WHAT YOU NEED TO DO
Transcribe the entries below exactly; leave every image out.

DATA IN THIS EXERCISE
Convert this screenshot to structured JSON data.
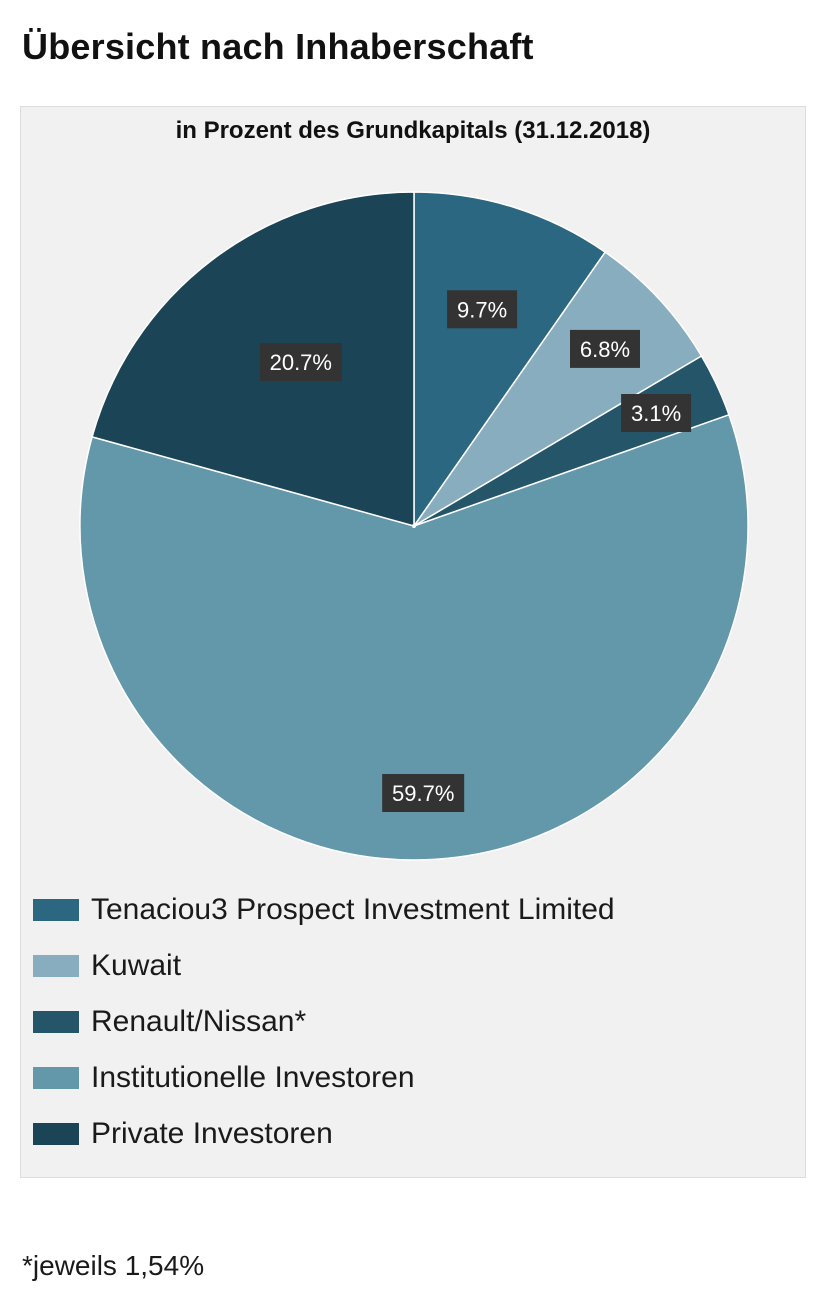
{
  "page": {
    "title": "Übersicht nach Inhaberschaft",
    "footnote": "*jeweils 1,54%"
  },
  "chart_data": {
    "type": "pie",
    "title": "in Prozent des Grundkapitals (31.12.2018)",
    "unit": "%",
    "slices": [
      {
        "label": "Tenaciou3 Prospect Investment Limited",
        "value": 9.7,
        "value_label": "9.7%",
        "color": "#2b6780"
      },
      {
        "label": "Kuwait",
        "value": 6.8,
        "value_label": "6.8%",
        "color": "#88adbf"
      },
      {
        "label": "Renault/Nissan*",
        "value": 3.1,
        "value_label": "3.1%",
        "color": "#245569"
      },
      {
        "label": "Institutionelle Investoren",
        "value": 59.7,
        "value_label": "59.7%",
        "color": "#6398ab"
      },
      {
        "label": "Private Investoren",
        "value": 20.7,
        "value_label": "20.7%",
        "color": "#1b4557"
      }
    ],
    "start": "12 o'clock",
    "direction": "clockwise",
    "legend_position": "bottom"
  }
}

FINISHED ANSWER
Convert this screenshot to structured JSON data.
{
  "page": {
    "title": "Übersicht nach Inhaberschaft",
    "footnote": "*jeweils 1,54%"
  },
  "chart_data": {
    "type": "pie",
    "title": "in Prozent des Grundkapitals (31.12.2018)",
    "unit": "%",
    "slices": [
      {
        "label": "Tenaciou3 Prospect Investment Limited",
        "value": 9.7,
        "value_label": "9.7%",
        "color": "#2b6780"
      },
      {
        "label": "Kuwait",
        "value": 6.8,
        "value_label": "6.8%",
        "color": "#88adbf"
      },
      {
        "label": "Renault/Nissan*",
        "value": 3.1,
        "value_label": "3.1%",
        "color": "#245569"
      },
      {
        "label": "Institutionelle Investoren",
        "value": 59.7,
        "value_label": "59.7%",
        "color": "#6398ab"
      },
      {
        "label": "Private Investoren",
        "value": 20.7,
        "value_label": "20.7%",
        "color": "#1b4557"
      }
    ],
    "start": "12 o'clock",
    "direction": "clockwise",
    "legend_position": "bottom"
  }
}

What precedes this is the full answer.